++++ Data records

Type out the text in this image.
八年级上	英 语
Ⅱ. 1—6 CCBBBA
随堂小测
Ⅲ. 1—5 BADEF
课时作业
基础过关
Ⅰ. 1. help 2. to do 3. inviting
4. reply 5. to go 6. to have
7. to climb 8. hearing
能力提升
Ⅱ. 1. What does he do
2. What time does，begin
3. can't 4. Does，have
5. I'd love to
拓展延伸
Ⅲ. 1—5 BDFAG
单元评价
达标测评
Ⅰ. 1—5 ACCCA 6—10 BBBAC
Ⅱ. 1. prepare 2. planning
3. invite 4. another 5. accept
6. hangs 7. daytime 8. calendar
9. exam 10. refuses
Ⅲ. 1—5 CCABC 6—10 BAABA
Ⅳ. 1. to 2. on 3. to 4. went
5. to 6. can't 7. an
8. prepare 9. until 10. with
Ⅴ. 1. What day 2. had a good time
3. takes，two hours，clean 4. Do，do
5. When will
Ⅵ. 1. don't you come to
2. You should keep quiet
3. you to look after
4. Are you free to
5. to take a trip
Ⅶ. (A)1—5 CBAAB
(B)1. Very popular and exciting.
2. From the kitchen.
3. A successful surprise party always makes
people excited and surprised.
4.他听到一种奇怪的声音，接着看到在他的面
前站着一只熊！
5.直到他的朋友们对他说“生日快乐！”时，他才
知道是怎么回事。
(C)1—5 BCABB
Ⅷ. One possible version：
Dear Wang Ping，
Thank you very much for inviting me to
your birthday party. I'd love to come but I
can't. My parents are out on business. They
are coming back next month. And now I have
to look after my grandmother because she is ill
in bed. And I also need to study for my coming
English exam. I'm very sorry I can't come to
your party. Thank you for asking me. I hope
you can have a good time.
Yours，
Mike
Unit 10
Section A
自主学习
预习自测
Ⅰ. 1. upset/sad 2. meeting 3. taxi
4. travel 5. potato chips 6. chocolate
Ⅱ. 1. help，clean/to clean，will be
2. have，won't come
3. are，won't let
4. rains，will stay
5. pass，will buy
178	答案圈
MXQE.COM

++++++++

**Problem to solve**:
Transcribe the entire listing above precisely.

**Output of the exercise**:
Type out the text in this image.
八年级上	英 语
Ⅱ. 1—6 CCBBBA
随堂小测
Ⅲ. 1—5 BADEF
课时作业
基础过关
Ⅰ. 1. help 2. to do 3. inviting
4. reply 5. to go 6. to have
7. to climb 8. hearing
能力提升
Ⅱ. 1. What does he do
2. What time does，begin
3. can't 4. Does，have
5. I'd love to
拓展延伸
Ⅲ. 1—5 BDFAG
单元评价
达标测评
Ⅰ. 1—5 ACCCA 6—10 BBBAC
Ⅱ. 1. prepare 2. planning
3. invite 4. another 5. accept
6. hangs 7. daytime 8. calendar
9. exam 10. refuses
Ⅲ. 1—5 CCABC 6—10 BAABA
Ⅳ. 1. to 2. on 3. to 4. went
5. to 6. can't 7. an
8. prepare 9. until 10. with
Ⅴ. 1. What day 2. had a good time
3. takes，two hours，clean 4. Do，do
5. When will
Ⅵ. 1. don't you come to
2. You should keep quiet
3. you to look after
4. Are you free to
5. to take a trip
Ⅶ. (A)1—5 CBAAB
(B)1. Very popular and exciting.
2. From the kitchen.
3. A successful surprise party always makes
people excited and surprised.
4.他听到一种奇怪的声音，接着看到在他的面
前站着一只熊！
5.直到他的朋友们对他说“生日快乐！”时，他才
知道是怎么回事。
(C)1—5 BCABB
Ⅷ. One possible version：
Dear Wang Ping，
Thank you very much for inviting me to
your birthday party. I'd love to come but I
can't. My parents are out on business. They
are coming back next month. And now I have
to look after my grandmother because she is ill
in bed. And I also need to study for my coming
English exam. I'm very sorry I can't come to
your party. Thank you for asking me. I hope
you can have a good time.
Yours，
Mike
Unit 10
Section A
自主学习
预习自测
Ⅰ. 1. upset/sad 2. meeting 3. taxi
4. travel 5. potato chips 6. chocolate
Ⅱ. 1. help，clean/to clean，will be
2. have，won't come
3. are，won't let
4. rains，will stay
5. pass，will buy
178	答案圈
MXQE.COM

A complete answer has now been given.